Data listing:
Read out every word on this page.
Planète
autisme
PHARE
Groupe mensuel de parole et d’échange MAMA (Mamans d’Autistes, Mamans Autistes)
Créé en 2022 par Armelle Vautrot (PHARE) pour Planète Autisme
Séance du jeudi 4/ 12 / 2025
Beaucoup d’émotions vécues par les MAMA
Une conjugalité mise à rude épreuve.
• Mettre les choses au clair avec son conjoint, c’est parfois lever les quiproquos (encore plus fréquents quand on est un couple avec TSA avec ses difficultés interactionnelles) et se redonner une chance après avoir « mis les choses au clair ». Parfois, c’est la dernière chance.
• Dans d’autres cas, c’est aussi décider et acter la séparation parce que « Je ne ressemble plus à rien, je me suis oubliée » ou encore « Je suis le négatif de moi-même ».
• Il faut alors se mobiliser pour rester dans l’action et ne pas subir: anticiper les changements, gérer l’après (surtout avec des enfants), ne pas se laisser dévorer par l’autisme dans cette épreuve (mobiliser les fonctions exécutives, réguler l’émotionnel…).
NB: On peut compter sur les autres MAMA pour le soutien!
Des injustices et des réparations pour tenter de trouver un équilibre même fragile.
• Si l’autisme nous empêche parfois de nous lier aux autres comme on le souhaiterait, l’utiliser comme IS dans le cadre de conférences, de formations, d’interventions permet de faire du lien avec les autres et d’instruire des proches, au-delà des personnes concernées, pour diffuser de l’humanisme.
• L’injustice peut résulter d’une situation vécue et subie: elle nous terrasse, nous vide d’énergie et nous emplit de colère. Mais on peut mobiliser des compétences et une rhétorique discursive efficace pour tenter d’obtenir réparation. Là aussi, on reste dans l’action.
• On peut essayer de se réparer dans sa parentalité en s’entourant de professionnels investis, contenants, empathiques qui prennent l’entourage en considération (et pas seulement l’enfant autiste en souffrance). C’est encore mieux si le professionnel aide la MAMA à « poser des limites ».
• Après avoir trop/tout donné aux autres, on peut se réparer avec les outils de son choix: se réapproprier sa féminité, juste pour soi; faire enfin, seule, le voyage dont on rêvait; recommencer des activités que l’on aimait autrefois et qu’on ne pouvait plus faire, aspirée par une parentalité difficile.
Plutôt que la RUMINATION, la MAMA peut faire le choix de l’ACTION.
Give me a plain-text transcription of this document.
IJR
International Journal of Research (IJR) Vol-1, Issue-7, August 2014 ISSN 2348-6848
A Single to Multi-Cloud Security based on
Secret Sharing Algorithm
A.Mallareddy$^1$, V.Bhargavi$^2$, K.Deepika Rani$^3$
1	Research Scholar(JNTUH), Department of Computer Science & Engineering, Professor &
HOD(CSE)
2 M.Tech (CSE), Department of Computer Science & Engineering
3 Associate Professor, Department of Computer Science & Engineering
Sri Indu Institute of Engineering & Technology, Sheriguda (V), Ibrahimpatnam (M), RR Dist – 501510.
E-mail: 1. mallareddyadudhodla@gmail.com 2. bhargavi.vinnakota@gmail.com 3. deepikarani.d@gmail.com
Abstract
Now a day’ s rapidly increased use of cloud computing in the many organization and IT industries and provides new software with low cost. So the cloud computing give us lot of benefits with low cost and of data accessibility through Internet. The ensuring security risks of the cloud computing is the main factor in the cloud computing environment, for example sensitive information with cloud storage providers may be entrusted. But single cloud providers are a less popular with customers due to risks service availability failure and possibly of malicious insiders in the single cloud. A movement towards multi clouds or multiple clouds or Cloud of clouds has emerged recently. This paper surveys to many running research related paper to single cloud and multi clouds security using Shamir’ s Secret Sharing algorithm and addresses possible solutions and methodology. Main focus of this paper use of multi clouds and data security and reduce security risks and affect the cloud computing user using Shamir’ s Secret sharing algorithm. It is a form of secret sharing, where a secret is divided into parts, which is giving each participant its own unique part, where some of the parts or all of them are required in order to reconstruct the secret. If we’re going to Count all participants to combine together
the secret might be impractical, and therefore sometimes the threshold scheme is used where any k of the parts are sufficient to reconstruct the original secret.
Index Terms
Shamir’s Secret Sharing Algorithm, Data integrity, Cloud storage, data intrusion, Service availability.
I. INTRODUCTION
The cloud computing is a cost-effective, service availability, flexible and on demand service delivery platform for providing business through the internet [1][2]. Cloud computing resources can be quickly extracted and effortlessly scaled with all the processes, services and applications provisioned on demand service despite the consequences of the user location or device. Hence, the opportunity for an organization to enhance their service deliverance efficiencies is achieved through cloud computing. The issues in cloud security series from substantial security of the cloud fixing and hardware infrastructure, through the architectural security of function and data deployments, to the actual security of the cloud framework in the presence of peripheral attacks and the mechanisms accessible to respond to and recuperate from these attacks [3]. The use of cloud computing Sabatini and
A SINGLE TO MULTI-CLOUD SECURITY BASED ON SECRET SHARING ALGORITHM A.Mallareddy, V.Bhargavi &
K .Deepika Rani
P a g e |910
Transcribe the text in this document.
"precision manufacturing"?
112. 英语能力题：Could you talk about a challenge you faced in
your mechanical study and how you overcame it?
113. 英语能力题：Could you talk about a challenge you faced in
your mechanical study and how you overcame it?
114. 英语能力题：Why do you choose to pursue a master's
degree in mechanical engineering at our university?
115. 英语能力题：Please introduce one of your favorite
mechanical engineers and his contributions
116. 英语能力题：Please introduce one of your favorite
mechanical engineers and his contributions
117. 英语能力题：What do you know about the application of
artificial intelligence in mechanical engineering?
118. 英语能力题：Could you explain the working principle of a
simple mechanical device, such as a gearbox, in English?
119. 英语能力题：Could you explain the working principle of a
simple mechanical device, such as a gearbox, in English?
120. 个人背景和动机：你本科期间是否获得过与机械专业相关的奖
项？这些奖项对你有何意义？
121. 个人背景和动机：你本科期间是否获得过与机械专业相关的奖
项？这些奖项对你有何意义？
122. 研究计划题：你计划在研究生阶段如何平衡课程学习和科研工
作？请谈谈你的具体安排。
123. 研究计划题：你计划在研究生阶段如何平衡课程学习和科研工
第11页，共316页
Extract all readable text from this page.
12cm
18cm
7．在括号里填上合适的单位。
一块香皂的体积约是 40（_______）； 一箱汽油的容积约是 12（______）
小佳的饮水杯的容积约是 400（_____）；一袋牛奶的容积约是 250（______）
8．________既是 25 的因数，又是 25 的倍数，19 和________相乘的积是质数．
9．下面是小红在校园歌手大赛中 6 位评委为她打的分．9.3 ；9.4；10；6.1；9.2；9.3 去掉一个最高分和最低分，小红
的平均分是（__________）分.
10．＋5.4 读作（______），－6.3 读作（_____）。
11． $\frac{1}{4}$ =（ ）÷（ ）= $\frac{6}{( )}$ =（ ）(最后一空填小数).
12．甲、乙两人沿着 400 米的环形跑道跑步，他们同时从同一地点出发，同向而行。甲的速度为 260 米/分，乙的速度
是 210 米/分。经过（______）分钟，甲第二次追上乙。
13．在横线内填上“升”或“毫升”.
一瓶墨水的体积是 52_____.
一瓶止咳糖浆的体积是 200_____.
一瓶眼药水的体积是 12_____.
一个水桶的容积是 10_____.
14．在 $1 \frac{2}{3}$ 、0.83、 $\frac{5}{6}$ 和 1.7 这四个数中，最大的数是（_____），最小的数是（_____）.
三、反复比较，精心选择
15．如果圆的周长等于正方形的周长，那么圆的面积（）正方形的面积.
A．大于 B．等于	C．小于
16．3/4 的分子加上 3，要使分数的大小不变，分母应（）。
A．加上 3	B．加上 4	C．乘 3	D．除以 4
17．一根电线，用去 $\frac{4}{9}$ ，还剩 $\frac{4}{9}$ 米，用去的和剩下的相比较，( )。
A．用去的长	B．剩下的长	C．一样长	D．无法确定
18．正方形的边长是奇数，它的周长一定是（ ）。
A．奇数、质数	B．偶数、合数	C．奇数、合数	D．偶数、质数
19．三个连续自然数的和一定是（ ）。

**What the task asks:**
A line counts if it holds the word "introduce". How many lines of the entries count? Give the number only.

**Solution for this problem:**
2